- [Source records]:
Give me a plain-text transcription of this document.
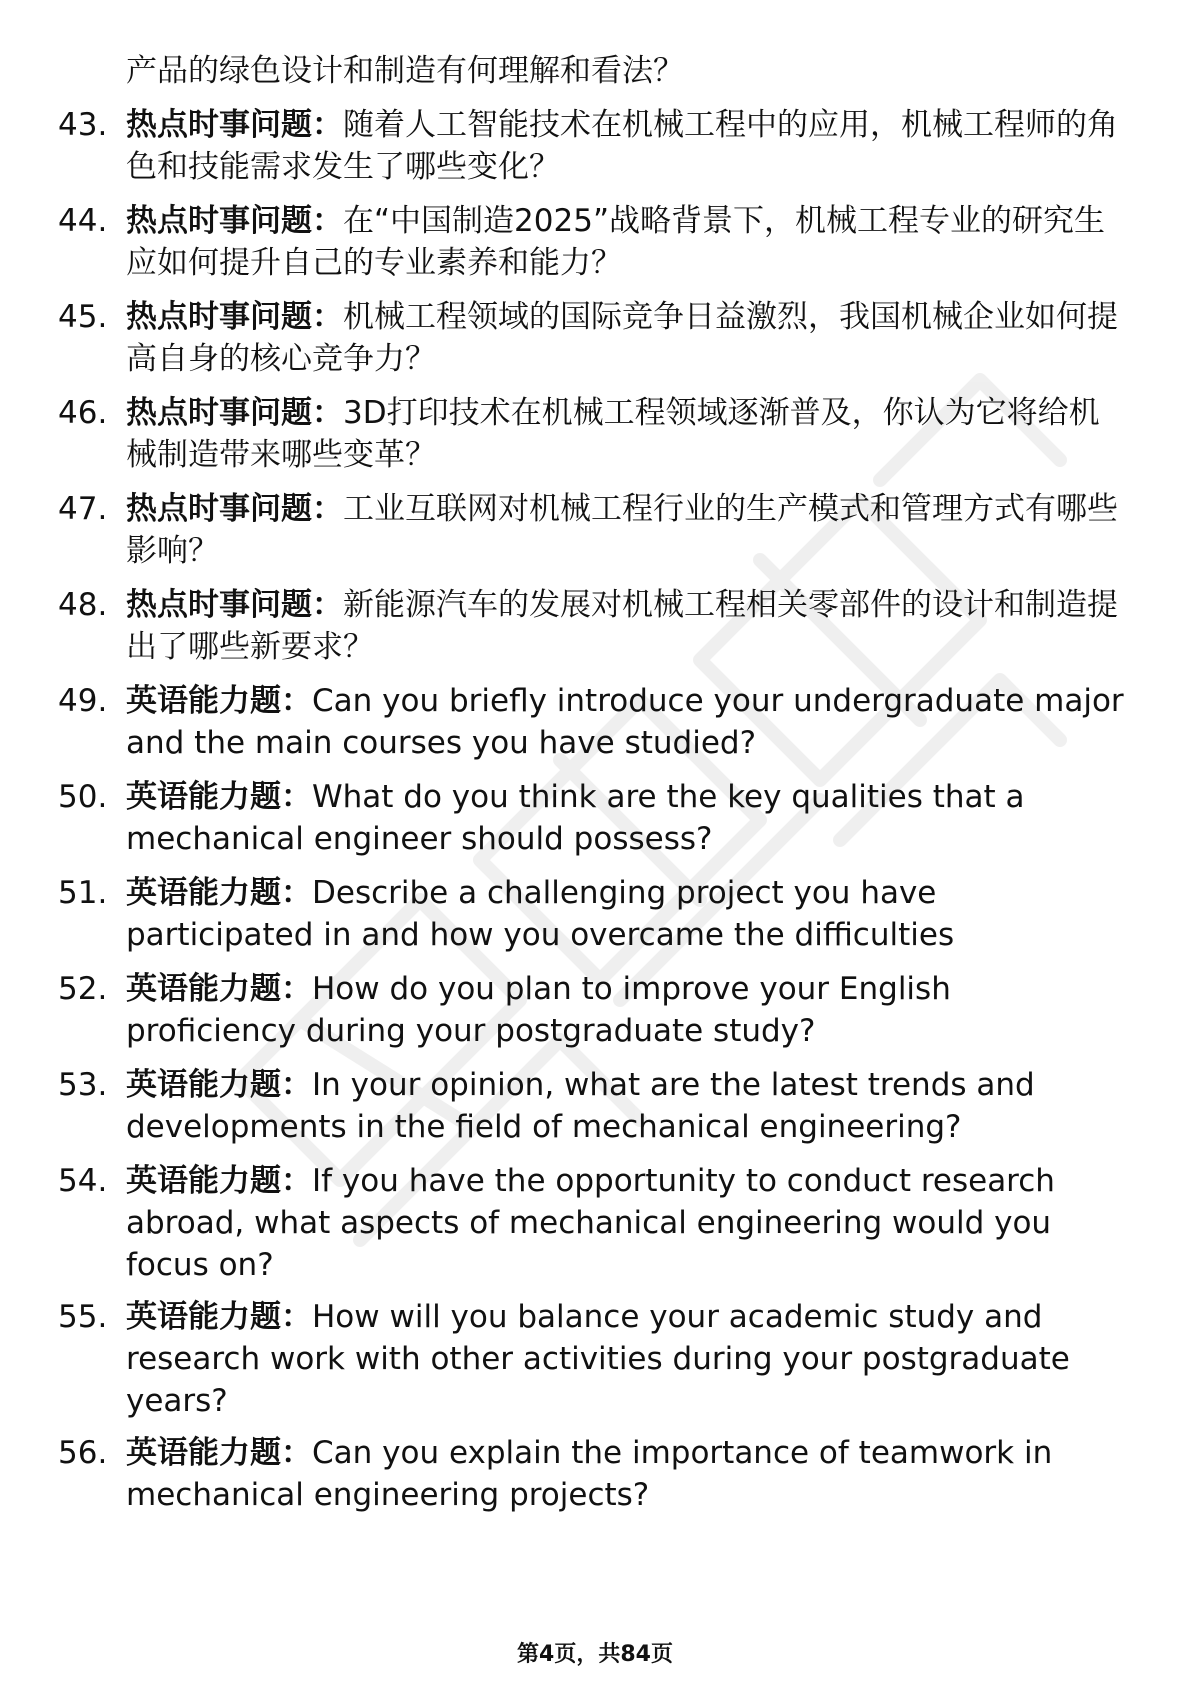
产品的绿色设计和制造有何理解和看法？
43. 热点时事问题：随着人工智能技术在机械工程中的应用，机械工程师的角色和技能需求发生了哪些变化？
44. 热点时事问题：在“中国制造2025”战略背景下，机械工程专业的研究生应如何提升自己的专业素养和能力？
45. 热点时事问题：机械工程领域的国际竞争日益激烈，我国机械企业如何提高自身的核心竞争力？
46. 热点时事问题：3D打印技术在机械工程领域逐渐普及，你认为它将给机械制造带来哪些变革？
47. 热点时事问题：工业互联网对机械工程行业的生产模式和管理方式有哪些影响？
48. 热点时事问题：新能源汽车的发展对机械工程相关零部件的设计和制造提出了哪些新要求？
49. 英语能力题：Can you briefly introduce your undergraduate major and the main courses you have studied?
50. 英语能力题：What do you think are the key qualities that a mechanical engineer should possess?
51. 英语能力题：Describe a challenging project you have participated in and how you overcame the difficulties
52. 英语能力题：How do you plan to improve your English proficiency during your postgraduate study?
53. 英语能力题：In your opinion, what are the latest trends and developments in the field of mechanical engineering?
54. 英语能力题：If you have the opportunity to conduct research abroad, what aspects of mechanical engineering would you focus on?
55. 英语能力题：How will you balance your academic study and research work with other activities during your postgraduate years?
56. 英语能力题：Can you explain the importance of teamwork in mechanical engineering projects?
第4页，共84页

- [Instructions to follow]: Word for word, quote the full listing, omitting every picture.

- [Answer to this task]:
Give me a plain-text transcription of this document.
产品的绿色设计和制造有何理解和看法？
43. 热点时事问题：随着人工智能技术在机械工程中的应用，机械工程师的角色和技能需求发生了哪些变化？
44. 热点时事问题：在“中国制造2025”战略背景下，机械工程专业的研究生应如何提升自己的专业素养和能力？
45. 热点时事问题：机械工程领域的国际竞争日益激烈，我国机械企业如何提高自身的核心竞争力？
46. 热点时事问题：3D打印技术在机械工程领域逐渐普及，你认为它将给机械制造带来哪些变革？
47. 热点时事问题：工业互联网对机械工程行业的生产模式和管理方式有哪些影响？
48. 热点时事问题：新能源汽车的发展对机械工程相关零部件的设计和制造提出了哪些新要求？
49. 英语能力题：Can you briefly introduce your undergraduate major and the main courses you have studied?
50. 英语能力题：What do you think are the key qualities that a mechanical engineer should possess?
51. 英语能力题：Describe a challenging project you have participated in and how you overcame the difficulties
52. 英语能力题：How do you plan to improve your English proficiency during your postgraduate study?
53. 英语能力题：In your opinion, what are the latest trends and developments in the field of mechanical engineering?
54. 英语能力题：If you have the opportunity to conduct research abroad, what aspects of mechanical engineering would you focus on?
55. 英语能力题：How will you balance your academic study and research work with other activities during your postgraduate years?
56. 英语能力题：Can you explain the importance of teamwork in mechanical engineering projects?
第4页，共84页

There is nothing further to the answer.